TASK OBJECTIVE: Every entry must be repeated exactly. Exclude all pictures.

**** MATERIAL

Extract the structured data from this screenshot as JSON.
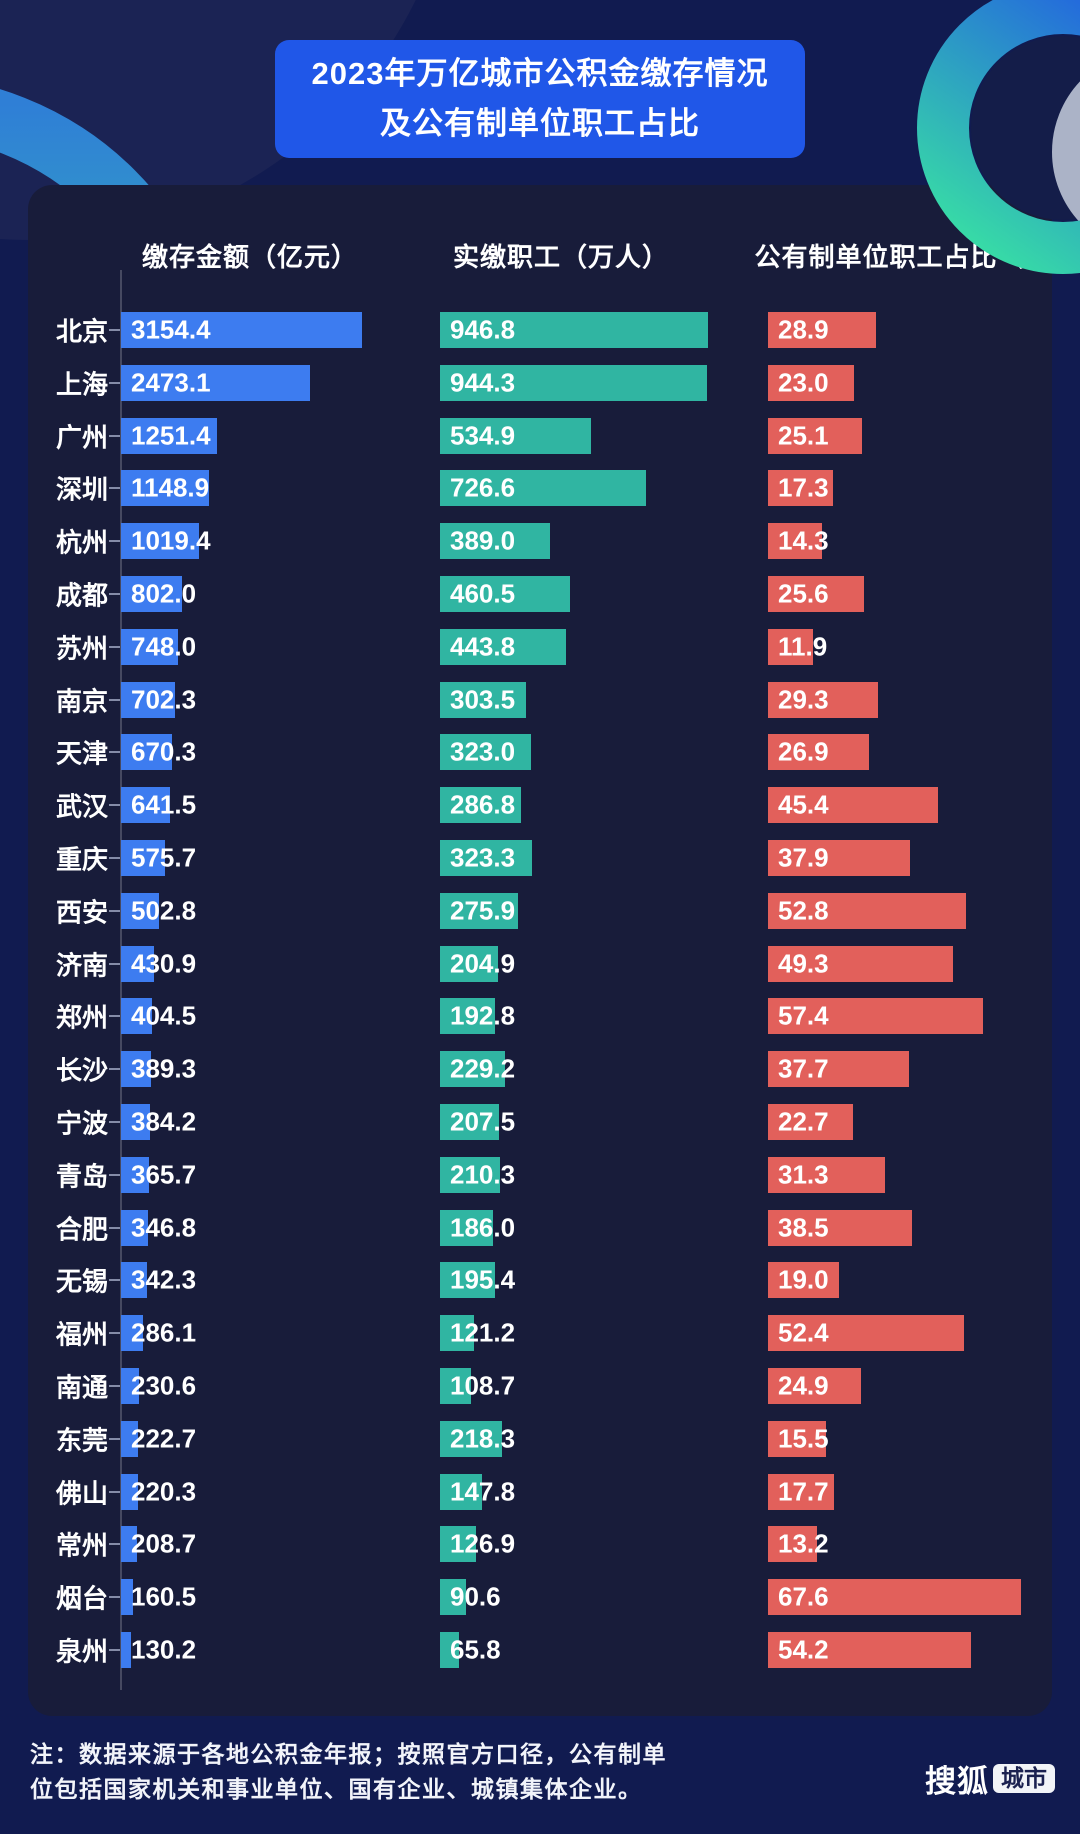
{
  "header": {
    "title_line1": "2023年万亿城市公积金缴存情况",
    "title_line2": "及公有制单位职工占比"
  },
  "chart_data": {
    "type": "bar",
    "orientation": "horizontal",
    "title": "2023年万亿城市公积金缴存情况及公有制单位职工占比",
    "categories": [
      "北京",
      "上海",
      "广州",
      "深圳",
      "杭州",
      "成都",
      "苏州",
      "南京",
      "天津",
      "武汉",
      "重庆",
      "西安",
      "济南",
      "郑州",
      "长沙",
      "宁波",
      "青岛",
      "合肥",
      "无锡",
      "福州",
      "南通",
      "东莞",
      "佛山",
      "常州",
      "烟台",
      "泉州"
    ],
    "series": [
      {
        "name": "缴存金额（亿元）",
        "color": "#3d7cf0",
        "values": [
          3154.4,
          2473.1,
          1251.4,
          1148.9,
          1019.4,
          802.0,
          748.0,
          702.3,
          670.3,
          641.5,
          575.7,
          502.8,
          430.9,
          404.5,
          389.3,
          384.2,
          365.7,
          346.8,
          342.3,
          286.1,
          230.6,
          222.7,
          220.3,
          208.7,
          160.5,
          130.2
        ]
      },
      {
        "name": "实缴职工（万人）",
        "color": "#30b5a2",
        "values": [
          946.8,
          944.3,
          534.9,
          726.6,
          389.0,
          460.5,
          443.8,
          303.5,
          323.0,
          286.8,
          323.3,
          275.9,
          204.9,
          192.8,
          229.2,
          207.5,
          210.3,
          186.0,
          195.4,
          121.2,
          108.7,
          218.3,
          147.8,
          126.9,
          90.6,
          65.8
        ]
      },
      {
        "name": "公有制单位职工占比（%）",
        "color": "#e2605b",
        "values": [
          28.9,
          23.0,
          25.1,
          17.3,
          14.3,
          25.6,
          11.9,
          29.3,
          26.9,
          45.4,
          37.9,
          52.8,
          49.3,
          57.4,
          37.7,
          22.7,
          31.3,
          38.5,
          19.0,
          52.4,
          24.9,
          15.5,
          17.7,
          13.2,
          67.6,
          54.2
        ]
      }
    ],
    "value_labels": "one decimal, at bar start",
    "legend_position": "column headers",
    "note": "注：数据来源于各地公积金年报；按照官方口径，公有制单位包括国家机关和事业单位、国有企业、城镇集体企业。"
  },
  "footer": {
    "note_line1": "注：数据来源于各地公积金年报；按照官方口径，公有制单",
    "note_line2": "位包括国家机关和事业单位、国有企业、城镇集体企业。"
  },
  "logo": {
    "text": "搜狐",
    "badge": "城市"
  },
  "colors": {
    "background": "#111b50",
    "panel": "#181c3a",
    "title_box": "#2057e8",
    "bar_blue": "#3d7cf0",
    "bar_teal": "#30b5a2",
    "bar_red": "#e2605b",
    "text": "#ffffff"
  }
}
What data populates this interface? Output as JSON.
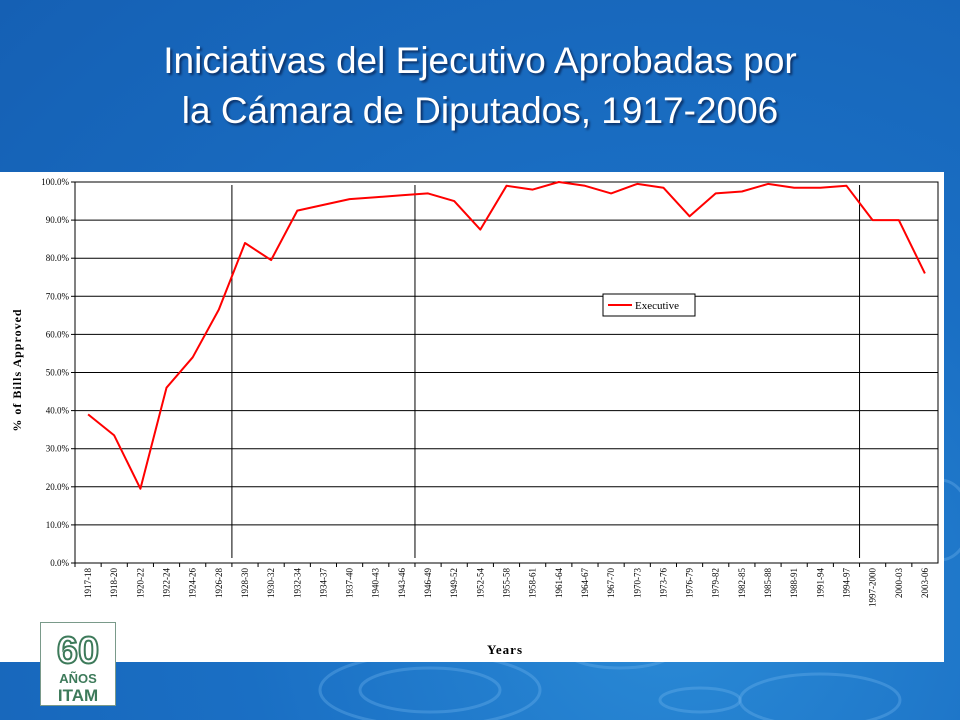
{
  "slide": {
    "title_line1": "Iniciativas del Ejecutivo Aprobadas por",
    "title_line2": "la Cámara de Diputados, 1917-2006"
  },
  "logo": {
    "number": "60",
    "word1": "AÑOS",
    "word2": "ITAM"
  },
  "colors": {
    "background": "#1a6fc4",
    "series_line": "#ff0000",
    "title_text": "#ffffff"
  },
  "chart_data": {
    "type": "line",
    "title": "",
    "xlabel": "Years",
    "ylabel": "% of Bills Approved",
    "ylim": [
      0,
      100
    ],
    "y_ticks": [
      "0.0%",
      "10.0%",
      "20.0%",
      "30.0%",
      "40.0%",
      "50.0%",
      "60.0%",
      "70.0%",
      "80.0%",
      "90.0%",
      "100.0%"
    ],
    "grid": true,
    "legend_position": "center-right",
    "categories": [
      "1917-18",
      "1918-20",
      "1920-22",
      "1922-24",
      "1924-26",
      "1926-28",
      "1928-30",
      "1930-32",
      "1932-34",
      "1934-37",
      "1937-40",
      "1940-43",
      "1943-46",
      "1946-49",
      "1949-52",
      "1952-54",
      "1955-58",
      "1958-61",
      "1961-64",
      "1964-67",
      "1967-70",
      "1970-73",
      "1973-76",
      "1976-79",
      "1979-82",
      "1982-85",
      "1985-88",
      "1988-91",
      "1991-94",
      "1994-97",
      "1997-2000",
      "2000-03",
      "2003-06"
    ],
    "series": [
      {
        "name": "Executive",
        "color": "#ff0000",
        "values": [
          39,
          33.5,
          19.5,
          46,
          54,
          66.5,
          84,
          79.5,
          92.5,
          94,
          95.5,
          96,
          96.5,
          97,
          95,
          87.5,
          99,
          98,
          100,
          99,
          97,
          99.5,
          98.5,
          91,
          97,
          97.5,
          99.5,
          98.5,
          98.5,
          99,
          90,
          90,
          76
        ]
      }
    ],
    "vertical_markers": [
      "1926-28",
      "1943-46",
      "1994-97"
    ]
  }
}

********

TASK RESPONSE:
Extract the structured data from this screenshot as JSON.
{
  "header": {
    "title_line1": "2023年万亿城市公积金缴存情况",
    "title_line2": "及公有制单位职工占比"
  },
  "chart_data": {
    "type": "bar",
    "orientation": "horizontal",
    "title": "2023年万亿城市公积金缴存情况及公有制单位职工占比",
    "categories": [
      "北京",
      "上海",
      "广州",
      "深圳",
      "杭州",
      "成都",
      "苏州",
      "南京",
      "天津",
      "武汉",
      "重庆",
      "西安",
      "济南",
      "郑州",
      "长沙",
      "宁波",
      "青岛",
      "合肥",
      "无锡",
      "福州",
      "南通",
      "东莞",
      "佛山",
      "常州",
      "烟台",
      "泉州"
    ],
    "series": [
      {
        "name": "缴存金额（亿元）",
        "color": "#3d7cf0",
        "values": [
          3154.4,
          2473.1,
          1251.4,
          1148.9,
          1019.4,
          802.0,
          748.0,
          702.3,
          670.3,
          641.5,
          575.7,
          502.8,
          430.9,
          404.5,
          389.3,
          384.2,
          365.7,
          346.8,
          342.3,
          286.1,
          230.6,
          222.7,
          220.3,
          208.7,
          160.5,
          130.2
        ]
      },
      {
        "name": "实缴职工（万人）",
        "color": "#30b5a2",
        "values": [
          946.8,
          944.3,
          534.9,
          726.6,
          389.0,
          460.5,
          443.8,
          303.5,
          323.0,
          286.8,
          323.3,
          275.9,
          204.9,
          192.8,
          229.2,
          207.5,
          210.3,
          186.0,
          195.4,
          121.2,
          108.7,
          218.3,
          147.8,
          126.9,
          90.6,
          65.8
        ]
      },
      {
        "name": "公有制单位职工占比（%）",
        "color": "#e2605b",
        "values": [
          28.9,
          23.0,
          25.1,
          17.3,
          14.3,
          25.6,
          11.9,
          29.3,
          26.9,
          45.4,
          37.9,
          52.8,
          49.3,
          57.4,
          37.7,
          22.7,
          31.3,
          38.5,
          19.0,
          52.4,
          24.9,
          15.5,
          17.7,
          13.2,
          67.6,
          54.2
        ]
      }
    ],
    "value_labels": "one decimal, at bar start",
    "legend_position": "column headers",
    "note": "注：数据来源于各地公积金年报；按照官方口径，公有制单位包括国家机关和事业单位、国有企业、城镇集体企业。"
  },
  "footer": {
    "note_line1": "注：数据来源于各地公积金年报；按照官方口径，公有制单",
    "note_line2": "位包括国家机关和事业单位、国有企业、城镇集体企业。"
  },
  "logo": {
    "text": "搜狐",
    "badge": "城市"
  },
  "colors": {
    "background": "#111b50",
    "panel": "#181c3a",
    "title_box": "#2057e8",
    "bar_blue": "#3d7cf0",
    "bar_teal": "#30b5a2",
    "bar_red": "#e2605b",
    "text": "#ffffff"
  }
}
What data populates this interface? Output as JSON.
{
  "slide": {
    "title_line1": "Iniciativas del Ejecutivo Aprobadas por",
    "title_line2": "la Cámara de Diputados, 1917-2006"
  },
  "logo": {
    "number": "60",
    "word1": "AÑOS",
    "word2": "ITAM"
  },
  "colors": {
    "background": "#1a6fc4",
    "series_line": "#ff0000",
    "title_text": "#ffffff"
  },
  "chart_data": {
    "type": "line",
    "title": "",
    "xlabel": "Years",
    "ylabel": "% of Bills Approved",
    "ylim": [
      0,
      100
    ],
    "y_ticks": [
      "0.0%",
      "10.0%",
      "20.0%",
      "30.0%",
      "40.0%",
      "50.0%",
      "60.0%",
      "70.0%",
      "80.0%",
      "90.0%",
      "100.0%"
    ],
    "grid": true,
    "legend_position": "center-right",
    "categories": [
      "1917-18",
      "1918-20",
      "1920-22",
      "1922-24",
      "1924-26",
      "1926-28",
      "1928-30",
      "1930-32",
      "1932-34",
      "1934-37",
      "1937-40",
      "1940-43",
      "1943-46",
      "1946-49",
      "1949-52",
      "1952-54",
      "1955-58",
      "1958-61",
      "1961-64",
      "1964-67",
      "1967-70",
      "1970-73",
      "1973-76",
      "1976-79",
      "1979-82",
      "1982-85",
      "1985-88",
      "1988-91",
      "1991-94",
      "1994-97",
      "1997-2000",
      "2000-03",
      "2003-06"
    ],
    "series": [
      {
        "name": "Executive",
        "color": "#ff0000",
        "values": [
          39,
          33.5,
          19.5,
          46,
          54,
          66.5,
          84,
          79.5,
          92.5,
          94,
          95.5,
          96,
          96.5,
          97,
          95,
          87.5,
          99,
          98,
          100,
          99,
          97,
          99.5,
          98.5,
          91,
          97,
          97.5,
          99.5,
          98.5,
          98.5,
          99,
          90,
          90,
          76
        ]
      }
    ],
    "vertical_markers": [
      "1926-28",
      "1943-46",
      "1994-97"
    ]
  }
}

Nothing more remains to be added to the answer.